*EXTRAIT PRÉSENTÉ*:
───
« Le modèle scolaire international »
Le fait que les systèmes éducatifs mondiaux s'adaptent les uns aux
autres a même incité les expert-e-s en sciences de l'éducation
à faire la prévision selon laquelle un seul modèle scolaire,
le « modèle scolaire international », allait s'imposer au niveau
mondial. D'après James Guthrie et Lawrence Pierce (1990), les caractéristiques
de ce modèle scolaire international sont les suivantes : « Un programme
scolaire fixé au niveau national accordant beaucoup de poids aux mathématiques,
aux sciences naturelles et aux langues étrangères ; le déplacement
des décisions opérationnelles au niveau des écoles ; une utilisation
accrue des examens comme baromètre des performances des enseignant-e-s ; le
fait d'accorder la priorité à la formation des maîtres et à
leur professionnalisme ; et dans le domaine de la formation supérieure : accès
facilité aux universités et multiplication des conditions permettant
d'organiser le processus d'apprentissage comme un processus qui dure toute la vie.
»
Il est incontestable qu'une série de facteurs comme la globalisation de
l'économie, la concurrence internationale, les migrations au niveau mondial,
la crise de l'Etat-providence, l'expansion technologique et d'autres évolutions
au niveau du globe ont influencé les systèmes scolaires de manière
similaire dans différents pays. C'est pourquoi la description que proposent
Guthrie et Pierce pour le modèle scolaire international, qui est en train
de se répandre, ne constitue qu'une tentative de traduire par écrit
la convergence internationale qu'opèrent les systèmes éducatifs
nationaux. Cela ne répond pas encore à la question de savoir pourquoi
et comment des systèmes éducatifs appliqués dans les différentes
parties du globe deviennent de plus en plus semblables.
« Un processus d'américanisation »
George Ritzer, auteur de plusieurs ouvrages sur la « MacDonaldisation »
de la société - en référence à la firme McDonald
- a proposé une analyse convaincante des processus de globalisation. Cet auteur
considère que la globalisation n'est rien d'autre qu'un processus d'américanisation,
ce qui concrètement correspond à l'expansion au niveau mondial des
critères d'évaluation américains relatifs à la gestion
rationnelle ou à la direction centrée sur l'efficacité. Les
titres de ses ouvrages ont pour but de rappeler aux lecteurs/-trices que McDonald
a été la première entreprise à introduire un nouveau
style de direction basé sur le principe de la rationalisation et de l'automatisation
complètes. Pour être plus précis, il s'agit de quatre principes
que la chaîne américaine de restauration rapide enseigne à son
personnel dans sa propre université à Chicago (« McUniversity
») : Efficience, calcul de la rentabilité, prévisibilité
et contrôle.
───
*DONNÉES À TRAITER*:
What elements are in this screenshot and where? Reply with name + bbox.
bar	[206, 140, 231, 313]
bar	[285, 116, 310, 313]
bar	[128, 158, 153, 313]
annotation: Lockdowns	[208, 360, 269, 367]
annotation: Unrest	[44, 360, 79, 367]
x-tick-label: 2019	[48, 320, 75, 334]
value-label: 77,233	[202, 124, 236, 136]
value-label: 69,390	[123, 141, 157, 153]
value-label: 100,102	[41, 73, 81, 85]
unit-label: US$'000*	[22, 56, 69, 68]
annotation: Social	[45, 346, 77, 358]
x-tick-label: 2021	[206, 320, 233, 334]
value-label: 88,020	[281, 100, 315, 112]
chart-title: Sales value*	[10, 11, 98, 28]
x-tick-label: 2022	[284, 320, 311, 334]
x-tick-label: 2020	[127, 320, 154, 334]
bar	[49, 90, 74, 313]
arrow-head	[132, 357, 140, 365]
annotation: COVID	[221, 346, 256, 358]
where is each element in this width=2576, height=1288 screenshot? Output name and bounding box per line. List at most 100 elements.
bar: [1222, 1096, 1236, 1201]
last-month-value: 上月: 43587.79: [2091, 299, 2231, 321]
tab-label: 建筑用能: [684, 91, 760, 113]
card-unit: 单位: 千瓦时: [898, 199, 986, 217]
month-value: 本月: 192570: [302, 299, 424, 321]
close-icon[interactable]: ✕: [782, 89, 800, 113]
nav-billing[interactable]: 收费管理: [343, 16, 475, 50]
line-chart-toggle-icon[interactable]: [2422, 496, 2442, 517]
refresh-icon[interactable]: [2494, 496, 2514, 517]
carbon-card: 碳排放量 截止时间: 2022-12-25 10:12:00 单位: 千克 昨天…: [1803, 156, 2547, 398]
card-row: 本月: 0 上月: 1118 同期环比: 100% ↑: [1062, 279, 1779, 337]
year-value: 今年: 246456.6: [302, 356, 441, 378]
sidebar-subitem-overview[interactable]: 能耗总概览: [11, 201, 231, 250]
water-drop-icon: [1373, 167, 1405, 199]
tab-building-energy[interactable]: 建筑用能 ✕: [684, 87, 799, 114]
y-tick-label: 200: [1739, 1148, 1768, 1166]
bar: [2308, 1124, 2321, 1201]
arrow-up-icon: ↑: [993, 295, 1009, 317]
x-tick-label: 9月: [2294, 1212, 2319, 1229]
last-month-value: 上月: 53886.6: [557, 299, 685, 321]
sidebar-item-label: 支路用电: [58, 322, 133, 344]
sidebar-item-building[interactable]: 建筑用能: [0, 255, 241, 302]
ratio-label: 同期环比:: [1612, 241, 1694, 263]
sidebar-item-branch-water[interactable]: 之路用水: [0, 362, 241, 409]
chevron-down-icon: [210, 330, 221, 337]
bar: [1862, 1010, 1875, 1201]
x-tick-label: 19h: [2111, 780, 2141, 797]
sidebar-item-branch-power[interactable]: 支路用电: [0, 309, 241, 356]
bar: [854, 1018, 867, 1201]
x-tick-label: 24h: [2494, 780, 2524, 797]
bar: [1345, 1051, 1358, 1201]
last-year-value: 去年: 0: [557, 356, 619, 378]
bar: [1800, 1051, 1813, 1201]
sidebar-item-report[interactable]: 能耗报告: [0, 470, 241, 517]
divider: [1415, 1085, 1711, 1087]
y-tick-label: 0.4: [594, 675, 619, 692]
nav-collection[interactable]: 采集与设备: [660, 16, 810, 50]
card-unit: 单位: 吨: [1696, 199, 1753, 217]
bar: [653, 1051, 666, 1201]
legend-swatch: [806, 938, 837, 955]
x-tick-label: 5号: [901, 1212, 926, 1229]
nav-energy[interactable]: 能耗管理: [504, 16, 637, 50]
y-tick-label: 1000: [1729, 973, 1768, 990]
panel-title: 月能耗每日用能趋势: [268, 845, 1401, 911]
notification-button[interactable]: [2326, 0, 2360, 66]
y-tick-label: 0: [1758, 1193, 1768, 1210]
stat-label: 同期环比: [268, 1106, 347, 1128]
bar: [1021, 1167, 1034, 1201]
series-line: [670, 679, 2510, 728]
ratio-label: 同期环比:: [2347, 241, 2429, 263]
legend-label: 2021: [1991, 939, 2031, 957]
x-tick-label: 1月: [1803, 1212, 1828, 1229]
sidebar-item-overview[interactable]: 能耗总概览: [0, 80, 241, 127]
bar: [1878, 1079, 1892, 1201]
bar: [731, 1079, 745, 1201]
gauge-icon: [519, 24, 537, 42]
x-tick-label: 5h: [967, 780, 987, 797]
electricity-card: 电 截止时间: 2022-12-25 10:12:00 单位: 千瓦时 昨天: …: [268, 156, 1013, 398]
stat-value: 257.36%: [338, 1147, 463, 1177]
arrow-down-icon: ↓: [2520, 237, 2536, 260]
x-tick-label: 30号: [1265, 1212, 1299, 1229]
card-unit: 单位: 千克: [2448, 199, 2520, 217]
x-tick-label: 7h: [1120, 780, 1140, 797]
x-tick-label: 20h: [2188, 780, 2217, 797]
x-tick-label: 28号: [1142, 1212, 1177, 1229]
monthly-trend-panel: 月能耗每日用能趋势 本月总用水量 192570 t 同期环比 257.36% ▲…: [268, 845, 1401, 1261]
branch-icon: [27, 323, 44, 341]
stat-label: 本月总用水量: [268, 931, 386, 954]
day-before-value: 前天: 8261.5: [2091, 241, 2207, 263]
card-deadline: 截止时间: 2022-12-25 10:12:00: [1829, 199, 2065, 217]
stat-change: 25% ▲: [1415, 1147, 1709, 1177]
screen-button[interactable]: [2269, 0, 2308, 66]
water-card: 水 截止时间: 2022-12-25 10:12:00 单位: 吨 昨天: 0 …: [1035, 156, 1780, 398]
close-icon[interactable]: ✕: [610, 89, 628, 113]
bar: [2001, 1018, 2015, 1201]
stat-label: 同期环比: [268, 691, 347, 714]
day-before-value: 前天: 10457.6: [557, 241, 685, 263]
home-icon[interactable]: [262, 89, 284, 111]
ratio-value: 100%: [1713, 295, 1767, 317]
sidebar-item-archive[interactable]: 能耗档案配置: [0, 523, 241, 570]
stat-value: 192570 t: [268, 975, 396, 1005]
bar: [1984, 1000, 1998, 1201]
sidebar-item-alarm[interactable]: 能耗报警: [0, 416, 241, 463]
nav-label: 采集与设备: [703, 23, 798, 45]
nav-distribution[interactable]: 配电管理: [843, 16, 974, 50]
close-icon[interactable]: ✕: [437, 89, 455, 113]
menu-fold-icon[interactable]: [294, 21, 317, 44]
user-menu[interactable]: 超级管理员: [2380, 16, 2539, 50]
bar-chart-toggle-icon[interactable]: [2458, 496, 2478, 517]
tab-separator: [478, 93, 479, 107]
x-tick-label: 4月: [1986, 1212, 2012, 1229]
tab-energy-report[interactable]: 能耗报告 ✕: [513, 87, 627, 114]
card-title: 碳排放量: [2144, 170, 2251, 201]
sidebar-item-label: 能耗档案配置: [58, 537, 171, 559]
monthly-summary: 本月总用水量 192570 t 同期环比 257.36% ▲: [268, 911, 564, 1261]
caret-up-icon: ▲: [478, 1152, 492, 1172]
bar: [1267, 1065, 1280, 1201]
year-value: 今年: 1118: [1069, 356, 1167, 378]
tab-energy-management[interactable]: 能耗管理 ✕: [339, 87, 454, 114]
───
*TÂCHES À RÉALISER*:
• A. Recopiez à l'identique les enregistrements depuis leur toute première ligne jusqu'à la ligne contenant « water-drop-icon: [1373, 167, 1405, 199] », celle-ci incluse.
• B. Poursuivez le texte sur la convergence des systèmes éducatifs à partir de sa dernière phrase.

*RÉPONSES ATTENDUES*:
• A.
What elements are in this screenshot and where? Reply with name + bbox.
bar	[206, 140, 231, 313]
bar	[285, 116, 310, 313]
bar	[128, 158, 153, 313]
annotation: Lockdowns	[208, 360, 269, 367]
annotation: Unrest	[44, 360, 79, 367]
x-tick-label: 2019	[48, 320, 75, 334]
value-label: 77,233	[202, 124, 236, 136]
value-label: 69,390	[123, 141, 157, 153]
value-label: 100,102	[41, 73, 81, 85]
unit-label: US$'000*	[22, 56, 69, 68]
annotation: Social	[45, 346, 77, 358]
x-tick-label: 2021	[206, 320, 233, 334]
value-label: 88,020	[281, 100, 315, 112]
chart-title: Sales value*	[10, 11, 98, 28]
x-tick-label: 2022	[284, 320, 311, 334]
x-tick-label: 2020	[127, 320, 154, 334]
bar	[49, 90, 74, 313]
arrow-head	[132, 357, 140, 365]
annotation: COVID	[221, 346, 256, 358]
where is each element in this width=2576, height=1288 screenshot? Output name and bounding box per line. List at most 100 elements.
bar: [1222, 1096, 1236, 1201]
last-month-value: 上月: 43587.79: [2091, 299, 2231, 321]
tab-label: 建筑用能: [684, 91, 760, 113]
card-unit: 单位: 千瓦时: [898, 199, 986, 217]
month-value: 本月: 192570: [302, 299, 424, 321]
close-icon[interactable]: ✕: [782, 89, 800, 113]
nav-billing[interactable]: 收费管理: [343, 16, 475, 50]
line-chart-toggle-icon[interactable]: [2422, 496, 2442, 517]
refresh-icon[interactable]: [2494, 496, 2514, 517]
carbon-card: 碳排放量 截止时间: 2022-12-25 10:12:00 单位: 千克 昨天…: [1803, 156, 2547, 398]
card-row: 本月: 0 上月: 1118 同期环比: 100% ↑: [1062, 279, 1779, 337]
year-value: 今年: 246456.6: [302, 356, 441, 378]
sidebar-subitem-overview[interactable]: 能耗总概览: [11, 201, 231, 250]
water-drop-icon: [1373, 167, 1405, 199]

• B.
Premier principe, l'efficience : l'entreprise est axée entièrement
sur une exécution efficiente des différentes phases de travail. Ainsi,
les hamburgers sont préparés de manière industrielle et précuits
en grande quantité. De même, l'on a réglé avec efficience
la manière dont le/la client-e peut faire sa commande. Les grands panneaux
disposés derrière le personnel travaillant aux caisses permettent aux
client-e-s de jeter un œil sur le choix des mets proposés tout en passant
la commande. De cette manière, l'on ne perd pas de temps et les client-e-s
ne bloquent pas celles et ceux qui les suivent dans la file d'attente.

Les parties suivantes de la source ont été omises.